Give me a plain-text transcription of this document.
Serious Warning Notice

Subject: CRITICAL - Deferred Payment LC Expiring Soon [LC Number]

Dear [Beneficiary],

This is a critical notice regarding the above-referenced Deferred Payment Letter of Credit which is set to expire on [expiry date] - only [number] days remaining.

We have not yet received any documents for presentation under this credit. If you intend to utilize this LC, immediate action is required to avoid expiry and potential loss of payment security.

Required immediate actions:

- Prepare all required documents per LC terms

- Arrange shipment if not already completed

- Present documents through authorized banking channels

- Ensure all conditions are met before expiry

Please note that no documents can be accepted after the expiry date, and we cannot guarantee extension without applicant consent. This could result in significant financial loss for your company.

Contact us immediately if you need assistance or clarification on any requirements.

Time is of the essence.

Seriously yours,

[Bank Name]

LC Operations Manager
· · · · · · ·
■ Required work:
Would you reproduce all the entries exactly?

■ Solution to the exercise:
Give me a plain-text transcription of this document.
Serious Warning Notice

Subject: CRITICAL - Deferred Payment LC Expiring Soon [LC Number]

Dear [Beneficiary],

This is a critical notice regarding the above-referenced Deferred Payment Letter of Credit which is set to expire on [expiry date] - only [number] days remaining.

We have not yet received any documents for presentation under this credit. If you intend to utilize this LC, immediate action is required to avoid expiry and potential loss of payment security.

Required immediate actions:

- Prepare all required documents per LC terms

- Arrange shipment if not already completed

- Present documents through authorized banking channels

- Ensure all conditions are met before expiry

Please note that no documents can be accepted after the expiry date, and we cannot guarantee extension without applicant consent. This could result in significant financial loss for your company.

Contact us immediately if you need assistance or clarification on any requirements.

Time is of the essence.

Seriously yours,

[Bank Name]

LC Operations Manager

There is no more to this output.